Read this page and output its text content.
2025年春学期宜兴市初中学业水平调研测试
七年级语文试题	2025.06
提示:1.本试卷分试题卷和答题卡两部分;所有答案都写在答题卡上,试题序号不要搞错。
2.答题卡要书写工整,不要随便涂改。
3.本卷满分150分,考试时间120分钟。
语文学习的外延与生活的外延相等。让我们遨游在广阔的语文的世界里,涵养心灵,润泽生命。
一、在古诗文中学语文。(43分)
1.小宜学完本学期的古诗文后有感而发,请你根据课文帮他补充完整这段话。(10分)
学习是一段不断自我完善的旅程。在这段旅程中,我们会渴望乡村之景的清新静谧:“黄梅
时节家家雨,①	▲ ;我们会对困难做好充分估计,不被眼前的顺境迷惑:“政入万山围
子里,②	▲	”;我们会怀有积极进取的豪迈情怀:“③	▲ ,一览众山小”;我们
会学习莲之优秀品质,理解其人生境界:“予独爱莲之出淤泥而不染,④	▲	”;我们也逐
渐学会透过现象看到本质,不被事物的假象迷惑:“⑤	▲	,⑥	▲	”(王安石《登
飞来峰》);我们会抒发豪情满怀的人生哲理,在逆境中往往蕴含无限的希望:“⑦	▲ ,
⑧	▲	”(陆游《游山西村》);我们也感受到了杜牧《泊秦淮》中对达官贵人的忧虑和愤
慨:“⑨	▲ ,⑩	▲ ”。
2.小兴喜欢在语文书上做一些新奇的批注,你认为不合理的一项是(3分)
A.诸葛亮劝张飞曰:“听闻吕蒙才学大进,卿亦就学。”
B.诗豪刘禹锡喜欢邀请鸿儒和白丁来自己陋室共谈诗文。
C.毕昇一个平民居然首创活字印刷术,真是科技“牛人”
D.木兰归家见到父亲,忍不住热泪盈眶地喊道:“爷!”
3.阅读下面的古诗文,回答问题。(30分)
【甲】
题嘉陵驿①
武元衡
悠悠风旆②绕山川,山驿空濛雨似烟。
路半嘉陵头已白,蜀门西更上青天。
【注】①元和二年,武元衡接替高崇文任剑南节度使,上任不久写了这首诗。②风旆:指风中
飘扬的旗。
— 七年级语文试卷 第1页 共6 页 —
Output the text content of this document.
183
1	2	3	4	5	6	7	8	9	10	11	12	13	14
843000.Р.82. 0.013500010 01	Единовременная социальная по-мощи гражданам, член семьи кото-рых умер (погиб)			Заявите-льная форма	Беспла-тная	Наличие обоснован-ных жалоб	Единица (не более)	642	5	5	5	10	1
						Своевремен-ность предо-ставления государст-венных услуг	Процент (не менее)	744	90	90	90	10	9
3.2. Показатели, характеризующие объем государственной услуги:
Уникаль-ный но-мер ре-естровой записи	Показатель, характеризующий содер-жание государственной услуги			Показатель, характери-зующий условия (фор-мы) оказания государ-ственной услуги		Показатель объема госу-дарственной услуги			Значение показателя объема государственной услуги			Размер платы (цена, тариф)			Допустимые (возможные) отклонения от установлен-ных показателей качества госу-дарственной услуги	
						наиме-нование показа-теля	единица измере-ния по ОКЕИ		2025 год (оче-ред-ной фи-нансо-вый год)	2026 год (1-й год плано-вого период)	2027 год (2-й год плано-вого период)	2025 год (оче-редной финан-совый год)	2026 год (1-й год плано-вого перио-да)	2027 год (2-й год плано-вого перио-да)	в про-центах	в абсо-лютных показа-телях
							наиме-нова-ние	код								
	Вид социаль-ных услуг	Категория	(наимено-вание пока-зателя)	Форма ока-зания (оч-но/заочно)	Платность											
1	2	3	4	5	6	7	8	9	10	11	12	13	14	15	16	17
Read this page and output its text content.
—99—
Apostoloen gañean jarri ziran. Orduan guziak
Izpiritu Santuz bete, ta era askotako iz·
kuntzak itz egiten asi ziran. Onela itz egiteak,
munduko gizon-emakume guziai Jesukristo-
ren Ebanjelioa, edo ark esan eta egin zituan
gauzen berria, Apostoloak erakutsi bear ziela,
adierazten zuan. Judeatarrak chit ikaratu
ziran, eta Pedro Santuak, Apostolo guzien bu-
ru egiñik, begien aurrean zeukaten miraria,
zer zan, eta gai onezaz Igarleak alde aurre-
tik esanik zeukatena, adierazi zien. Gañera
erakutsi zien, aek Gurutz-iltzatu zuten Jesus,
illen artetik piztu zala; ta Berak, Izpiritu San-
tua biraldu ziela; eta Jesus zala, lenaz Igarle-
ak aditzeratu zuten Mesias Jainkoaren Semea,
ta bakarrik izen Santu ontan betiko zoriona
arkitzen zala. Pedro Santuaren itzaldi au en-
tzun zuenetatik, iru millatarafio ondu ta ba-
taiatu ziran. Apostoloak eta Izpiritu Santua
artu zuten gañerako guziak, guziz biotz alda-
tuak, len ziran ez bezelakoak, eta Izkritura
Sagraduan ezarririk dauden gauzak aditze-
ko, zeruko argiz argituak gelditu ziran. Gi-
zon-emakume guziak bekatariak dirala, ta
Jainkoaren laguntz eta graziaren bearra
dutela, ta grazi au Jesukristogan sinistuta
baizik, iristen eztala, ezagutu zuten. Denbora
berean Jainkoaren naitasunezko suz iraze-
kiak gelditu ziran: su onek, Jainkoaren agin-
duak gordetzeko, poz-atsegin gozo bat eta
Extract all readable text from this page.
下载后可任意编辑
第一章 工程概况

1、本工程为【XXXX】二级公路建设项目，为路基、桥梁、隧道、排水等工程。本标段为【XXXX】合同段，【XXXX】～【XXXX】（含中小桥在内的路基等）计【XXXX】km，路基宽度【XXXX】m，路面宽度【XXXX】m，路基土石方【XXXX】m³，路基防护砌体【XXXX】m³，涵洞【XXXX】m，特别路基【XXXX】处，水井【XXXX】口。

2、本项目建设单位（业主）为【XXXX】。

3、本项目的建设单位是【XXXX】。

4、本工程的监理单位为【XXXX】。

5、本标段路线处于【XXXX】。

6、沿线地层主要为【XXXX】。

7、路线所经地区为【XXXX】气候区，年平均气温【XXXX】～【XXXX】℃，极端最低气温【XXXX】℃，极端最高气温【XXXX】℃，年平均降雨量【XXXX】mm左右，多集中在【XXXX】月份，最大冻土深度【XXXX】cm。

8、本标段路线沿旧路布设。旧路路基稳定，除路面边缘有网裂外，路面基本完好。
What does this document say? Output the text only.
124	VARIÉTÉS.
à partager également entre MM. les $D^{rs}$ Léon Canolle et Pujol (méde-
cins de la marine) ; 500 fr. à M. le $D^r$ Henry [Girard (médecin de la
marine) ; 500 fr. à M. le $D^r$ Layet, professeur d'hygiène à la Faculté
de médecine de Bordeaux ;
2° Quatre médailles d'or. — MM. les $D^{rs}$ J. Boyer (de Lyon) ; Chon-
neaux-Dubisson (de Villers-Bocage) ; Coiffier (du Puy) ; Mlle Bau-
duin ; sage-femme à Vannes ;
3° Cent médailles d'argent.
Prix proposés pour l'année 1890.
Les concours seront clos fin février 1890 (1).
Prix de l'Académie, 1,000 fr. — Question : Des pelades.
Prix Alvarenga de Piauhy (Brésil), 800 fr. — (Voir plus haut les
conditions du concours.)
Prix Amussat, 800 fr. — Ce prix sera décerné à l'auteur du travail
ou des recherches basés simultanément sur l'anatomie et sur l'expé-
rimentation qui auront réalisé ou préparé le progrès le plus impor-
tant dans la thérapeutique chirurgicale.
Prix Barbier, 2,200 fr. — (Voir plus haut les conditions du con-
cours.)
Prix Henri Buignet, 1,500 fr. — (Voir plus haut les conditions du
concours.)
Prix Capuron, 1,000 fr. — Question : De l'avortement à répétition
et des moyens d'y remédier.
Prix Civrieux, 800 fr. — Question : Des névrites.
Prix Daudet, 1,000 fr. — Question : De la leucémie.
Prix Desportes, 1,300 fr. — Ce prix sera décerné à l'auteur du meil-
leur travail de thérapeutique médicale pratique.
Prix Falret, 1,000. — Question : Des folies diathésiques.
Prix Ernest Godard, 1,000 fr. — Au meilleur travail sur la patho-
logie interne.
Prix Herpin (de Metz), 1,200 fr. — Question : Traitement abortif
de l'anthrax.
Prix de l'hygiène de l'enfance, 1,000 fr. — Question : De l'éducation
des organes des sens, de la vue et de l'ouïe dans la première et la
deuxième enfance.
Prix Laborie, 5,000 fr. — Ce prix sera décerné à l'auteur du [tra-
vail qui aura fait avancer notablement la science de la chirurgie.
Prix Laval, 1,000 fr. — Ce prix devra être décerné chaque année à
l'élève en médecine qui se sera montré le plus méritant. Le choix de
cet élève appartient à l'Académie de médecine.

──────────────────────────────

### Your task
In the listing above, find each line with the word "zuten" and copy it.

### Task output
erakutsi zien, aek Gurutz-iltzatu zuten Jesus,
ak aditzeratu zuten Mesias Jainkoaren Semea,
artu zuten gañerako guziak, guziz biotz alda-
baizik, iristen eztala, ezagutu zuten. Denbora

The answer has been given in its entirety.